Task directions: Reproduce the lines starting at the one containing "Output each element" and ending at the one containing "electronic-leader-upper [149, 332, 237, 426]", both included, with nothing else from the records.

Rows:
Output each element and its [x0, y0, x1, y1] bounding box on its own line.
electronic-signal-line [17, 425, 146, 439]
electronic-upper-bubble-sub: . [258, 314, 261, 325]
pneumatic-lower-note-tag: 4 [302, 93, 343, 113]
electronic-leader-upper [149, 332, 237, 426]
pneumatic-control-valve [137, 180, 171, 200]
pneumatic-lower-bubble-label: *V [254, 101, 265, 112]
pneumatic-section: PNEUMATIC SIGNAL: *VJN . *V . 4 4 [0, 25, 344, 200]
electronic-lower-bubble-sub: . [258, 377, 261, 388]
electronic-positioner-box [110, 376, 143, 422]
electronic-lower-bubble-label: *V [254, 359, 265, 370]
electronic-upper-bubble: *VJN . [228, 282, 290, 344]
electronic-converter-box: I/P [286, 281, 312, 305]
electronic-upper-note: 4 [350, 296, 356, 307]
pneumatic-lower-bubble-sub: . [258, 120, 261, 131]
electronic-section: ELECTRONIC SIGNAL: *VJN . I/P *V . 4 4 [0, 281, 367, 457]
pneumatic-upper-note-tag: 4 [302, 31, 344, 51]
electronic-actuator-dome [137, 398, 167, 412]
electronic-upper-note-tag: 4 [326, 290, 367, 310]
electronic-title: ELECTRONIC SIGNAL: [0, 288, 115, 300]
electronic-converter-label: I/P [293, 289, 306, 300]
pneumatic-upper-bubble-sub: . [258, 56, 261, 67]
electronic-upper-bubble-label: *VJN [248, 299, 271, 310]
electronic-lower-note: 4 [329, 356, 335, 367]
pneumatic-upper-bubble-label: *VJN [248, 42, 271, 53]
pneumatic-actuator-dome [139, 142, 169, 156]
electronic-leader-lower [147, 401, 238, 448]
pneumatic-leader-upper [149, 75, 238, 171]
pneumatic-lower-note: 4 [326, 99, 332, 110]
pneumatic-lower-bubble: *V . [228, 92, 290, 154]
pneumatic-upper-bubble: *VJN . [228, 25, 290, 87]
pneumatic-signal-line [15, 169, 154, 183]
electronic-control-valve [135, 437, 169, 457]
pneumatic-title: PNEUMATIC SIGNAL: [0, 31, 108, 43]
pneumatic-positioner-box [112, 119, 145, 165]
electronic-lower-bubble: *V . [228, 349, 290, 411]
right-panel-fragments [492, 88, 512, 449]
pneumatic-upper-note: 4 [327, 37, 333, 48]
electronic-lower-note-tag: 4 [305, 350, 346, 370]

...

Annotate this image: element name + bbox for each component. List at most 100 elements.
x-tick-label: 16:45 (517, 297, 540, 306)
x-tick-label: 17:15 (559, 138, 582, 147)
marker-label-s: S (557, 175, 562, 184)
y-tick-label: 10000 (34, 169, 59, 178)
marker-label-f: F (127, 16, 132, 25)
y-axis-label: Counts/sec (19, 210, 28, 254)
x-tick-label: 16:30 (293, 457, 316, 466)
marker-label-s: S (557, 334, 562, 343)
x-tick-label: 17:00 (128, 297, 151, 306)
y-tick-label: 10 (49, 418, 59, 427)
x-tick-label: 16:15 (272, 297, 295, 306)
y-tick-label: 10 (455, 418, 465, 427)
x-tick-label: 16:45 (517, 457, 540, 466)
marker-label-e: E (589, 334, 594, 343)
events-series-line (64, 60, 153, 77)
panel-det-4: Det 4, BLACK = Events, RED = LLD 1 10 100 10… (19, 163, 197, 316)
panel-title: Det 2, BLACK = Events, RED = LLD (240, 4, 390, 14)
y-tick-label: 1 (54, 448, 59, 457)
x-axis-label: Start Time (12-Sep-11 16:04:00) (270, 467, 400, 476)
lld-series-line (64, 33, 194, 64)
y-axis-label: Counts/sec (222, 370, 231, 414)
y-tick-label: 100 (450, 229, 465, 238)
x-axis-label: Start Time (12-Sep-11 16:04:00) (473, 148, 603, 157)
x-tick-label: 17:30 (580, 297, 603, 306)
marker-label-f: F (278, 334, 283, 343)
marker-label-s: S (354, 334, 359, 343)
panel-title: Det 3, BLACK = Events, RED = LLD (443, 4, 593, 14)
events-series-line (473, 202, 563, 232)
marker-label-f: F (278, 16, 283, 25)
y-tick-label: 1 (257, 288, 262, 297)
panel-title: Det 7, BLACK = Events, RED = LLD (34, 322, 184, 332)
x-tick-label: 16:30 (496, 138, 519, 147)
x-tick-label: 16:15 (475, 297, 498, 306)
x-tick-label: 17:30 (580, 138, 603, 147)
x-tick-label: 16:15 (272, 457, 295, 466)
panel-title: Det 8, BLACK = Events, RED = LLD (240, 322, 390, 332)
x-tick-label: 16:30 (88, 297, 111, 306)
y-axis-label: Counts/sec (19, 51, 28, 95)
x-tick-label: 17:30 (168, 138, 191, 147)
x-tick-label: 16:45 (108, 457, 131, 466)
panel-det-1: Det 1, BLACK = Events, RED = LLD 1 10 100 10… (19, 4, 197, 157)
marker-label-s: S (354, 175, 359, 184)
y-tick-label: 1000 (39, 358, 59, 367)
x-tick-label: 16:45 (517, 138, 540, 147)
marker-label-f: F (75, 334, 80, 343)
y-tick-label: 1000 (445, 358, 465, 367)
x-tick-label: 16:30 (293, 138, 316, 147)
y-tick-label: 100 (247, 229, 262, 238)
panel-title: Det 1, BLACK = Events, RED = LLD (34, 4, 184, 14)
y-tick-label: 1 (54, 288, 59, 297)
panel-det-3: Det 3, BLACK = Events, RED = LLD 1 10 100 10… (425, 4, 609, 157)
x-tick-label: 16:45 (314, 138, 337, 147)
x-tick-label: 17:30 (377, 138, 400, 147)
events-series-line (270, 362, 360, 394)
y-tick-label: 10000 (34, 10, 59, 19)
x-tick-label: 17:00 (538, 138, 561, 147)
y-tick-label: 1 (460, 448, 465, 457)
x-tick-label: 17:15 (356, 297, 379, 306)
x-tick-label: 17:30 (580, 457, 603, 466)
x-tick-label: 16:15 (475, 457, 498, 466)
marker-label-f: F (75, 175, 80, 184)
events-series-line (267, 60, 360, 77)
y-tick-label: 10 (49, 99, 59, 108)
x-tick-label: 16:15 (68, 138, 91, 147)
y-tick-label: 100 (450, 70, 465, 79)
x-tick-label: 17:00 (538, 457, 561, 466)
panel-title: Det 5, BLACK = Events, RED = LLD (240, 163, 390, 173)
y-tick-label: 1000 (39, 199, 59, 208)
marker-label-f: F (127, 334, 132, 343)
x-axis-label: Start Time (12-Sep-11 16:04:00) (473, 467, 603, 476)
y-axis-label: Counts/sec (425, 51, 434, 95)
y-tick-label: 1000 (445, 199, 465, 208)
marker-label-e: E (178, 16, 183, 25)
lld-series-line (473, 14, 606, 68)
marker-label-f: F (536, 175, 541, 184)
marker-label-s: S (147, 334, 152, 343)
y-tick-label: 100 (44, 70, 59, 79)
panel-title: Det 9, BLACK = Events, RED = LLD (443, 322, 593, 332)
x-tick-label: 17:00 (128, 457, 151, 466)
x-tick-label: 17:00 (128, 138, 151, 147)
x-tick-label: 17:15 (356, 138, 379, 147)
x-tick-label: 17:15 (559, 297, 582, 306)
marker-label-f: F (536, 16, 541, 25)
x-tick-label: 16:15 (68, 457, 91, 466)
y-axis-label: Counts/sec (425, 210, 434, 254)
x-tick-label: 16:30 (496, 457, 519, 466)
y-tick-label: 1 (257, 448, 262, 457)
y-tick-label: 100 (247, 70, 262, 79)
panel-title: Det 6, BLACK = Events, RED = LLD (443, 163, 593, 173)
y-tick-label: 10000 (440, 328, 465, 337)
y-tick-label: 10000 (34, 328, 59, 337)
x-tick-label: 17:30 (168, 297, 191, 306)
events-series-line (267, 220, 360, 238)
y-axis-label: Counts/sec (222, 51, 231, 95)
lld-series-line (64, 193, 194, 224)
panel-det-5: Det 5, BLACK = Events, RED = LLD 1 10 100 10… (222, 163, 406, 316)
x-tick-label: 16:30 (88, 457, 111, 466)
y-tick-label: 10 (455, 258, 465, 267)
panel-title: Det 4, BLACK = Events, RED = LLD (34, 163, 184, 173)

--

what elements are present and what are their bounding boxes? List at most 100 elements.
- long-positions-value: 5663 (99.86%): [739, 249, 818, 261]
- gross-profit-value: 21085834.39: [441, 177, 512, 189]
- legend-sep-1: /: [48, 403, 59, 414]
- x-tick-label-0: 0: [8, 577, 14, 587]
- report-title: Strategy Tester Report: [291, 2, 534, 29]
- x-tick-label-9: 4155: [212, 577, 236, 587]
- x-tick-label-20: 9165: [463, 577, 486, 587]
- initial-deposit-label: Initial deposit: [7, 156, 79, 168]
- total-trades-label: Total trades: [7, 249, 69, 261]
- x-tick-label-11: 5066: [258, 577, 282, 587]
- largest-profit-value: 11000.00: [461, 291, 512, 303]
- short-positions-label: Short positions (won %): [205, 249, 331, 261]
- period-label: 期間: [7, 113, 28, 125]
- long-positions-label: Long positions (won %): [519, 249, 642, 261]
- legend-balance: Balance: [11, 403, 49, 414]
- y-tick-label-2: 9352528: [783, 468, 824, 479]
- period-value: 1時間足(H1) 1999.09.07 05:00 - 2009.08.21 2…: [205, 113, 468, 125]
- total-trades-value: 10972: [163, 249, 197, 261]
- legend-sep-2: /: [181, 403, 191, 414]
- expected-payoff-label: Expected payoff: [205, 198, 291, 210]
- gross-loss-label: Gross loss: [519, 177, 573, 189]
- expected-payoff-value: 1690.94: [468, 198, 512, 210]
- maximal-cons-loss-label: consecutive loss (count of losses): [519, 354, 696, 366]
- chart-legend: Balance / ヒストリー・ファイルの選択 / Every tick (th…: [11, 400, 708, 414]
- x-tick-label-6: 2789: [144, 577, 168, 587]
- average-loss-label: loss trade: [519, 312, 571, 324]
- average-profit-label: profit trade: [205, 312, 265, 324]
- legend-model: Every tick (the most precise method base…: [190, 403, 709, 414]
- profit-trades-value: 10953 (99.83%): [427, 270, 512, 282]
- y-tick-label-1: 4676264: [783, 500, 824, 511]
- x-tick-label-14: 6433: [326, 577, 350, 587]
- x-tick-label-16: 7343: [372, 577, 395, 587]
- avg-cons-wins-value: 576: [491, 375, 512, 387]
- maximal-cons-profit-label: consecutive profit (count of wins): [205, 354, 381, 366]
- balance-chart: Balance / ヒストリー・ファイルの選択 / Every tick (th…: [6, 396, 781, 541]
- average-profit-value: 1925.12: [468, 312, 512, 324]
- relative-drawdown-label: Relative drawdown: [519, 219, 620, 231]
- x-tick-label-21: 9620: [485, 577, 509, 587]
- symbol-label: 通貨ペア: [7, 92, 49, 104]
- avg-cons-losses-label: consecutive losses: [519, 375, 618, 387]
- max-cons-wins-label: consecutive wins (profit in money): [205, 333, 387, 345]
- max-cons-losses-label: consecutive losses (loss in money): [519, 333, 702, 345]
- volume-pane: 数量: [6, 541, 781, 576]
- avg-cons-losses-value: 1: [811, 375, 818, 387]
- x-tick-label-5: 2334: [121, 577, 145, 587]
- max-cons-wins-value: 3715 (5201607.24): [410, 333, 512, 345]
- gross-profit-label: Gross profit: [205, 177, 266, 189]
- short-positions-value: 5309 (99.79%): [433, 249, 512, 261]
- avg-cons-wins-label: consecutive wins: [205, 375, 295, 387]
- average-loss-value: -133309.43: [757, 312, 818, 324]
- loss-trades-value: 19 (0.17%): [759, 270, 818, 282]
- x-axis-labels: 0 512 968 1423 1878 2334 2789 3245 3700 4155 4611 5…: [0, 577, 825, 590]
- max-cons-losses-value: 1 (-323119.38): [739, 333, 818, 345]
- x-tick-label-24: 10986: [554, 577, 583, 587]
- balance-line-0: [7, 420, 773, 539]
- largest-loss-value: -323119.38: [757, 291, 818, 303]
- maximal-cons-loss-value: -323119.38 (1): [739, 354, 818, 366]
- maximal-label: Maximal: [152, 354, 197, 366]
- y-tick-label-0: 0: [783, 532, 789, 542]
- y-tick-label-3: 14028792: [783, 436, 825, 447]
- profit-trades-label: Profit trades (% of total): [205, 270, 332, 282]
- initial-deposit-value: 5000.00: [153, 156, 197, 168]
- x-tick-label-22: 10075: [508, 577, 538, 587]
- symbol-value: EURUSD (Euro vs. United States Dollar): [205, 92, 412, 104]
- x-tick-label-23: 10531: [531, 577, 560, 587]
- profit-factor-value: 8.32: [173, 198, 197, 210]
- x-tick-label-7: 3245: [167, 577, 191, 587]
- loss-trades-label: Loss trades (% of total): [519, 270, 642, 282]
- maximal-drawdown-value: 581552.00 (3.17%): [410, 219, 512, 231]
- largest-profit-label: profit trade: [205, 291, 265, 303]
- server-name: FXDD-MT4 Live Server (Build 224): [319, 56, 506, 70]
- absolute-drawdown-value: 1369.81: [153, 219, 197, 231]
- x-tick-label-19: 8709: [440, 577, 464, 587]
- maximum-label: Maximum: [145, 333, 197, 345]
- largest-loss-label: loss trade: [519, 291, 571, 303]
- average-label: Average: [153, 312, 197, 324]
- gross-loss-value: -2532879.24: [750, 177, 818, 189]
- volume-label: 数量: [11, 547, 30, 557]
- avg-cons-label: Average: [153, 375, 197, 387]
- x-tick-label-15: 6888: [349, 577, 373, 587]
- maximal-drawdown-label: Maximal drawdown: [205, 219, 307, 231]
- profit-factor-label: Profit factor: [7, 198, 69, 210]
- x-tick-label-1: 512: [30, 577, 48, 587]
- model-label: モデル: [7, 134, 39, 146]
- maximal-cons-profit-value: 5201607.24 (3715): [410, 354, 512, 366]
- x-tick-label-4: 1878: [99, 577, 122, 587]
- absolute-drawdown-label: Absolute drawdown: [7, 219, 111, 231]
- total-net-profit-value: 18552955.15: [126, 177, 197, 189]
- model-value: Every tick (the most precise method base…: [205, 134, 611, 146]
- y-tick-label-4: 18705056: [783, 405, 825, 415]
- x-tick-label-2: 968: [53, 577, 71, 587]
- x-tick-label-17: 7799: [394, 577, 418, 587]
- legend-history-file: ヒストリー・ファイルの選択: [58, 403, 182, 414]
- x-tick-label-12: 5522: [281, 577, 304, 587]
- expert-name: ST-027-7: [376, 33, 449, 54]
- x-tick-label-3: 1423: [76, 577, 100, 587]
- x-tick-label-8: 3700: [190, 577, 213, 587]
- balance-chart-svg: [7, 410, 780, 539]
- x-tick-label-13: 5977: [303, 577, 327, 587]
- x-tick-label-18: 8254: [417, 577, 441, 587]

Solution:
Output each element and its [x0, y0, x1, y1] bounding box on its own line.
electronic-signal-line [17, 425, 146, 439]
electronic-upper-bubble-sub: . [258, 314, 261, 325]
pneumatic-lower-note-tag: 4 [302, 93, 343, 113]
electronic-leader-upper [149, 332, 237, 426]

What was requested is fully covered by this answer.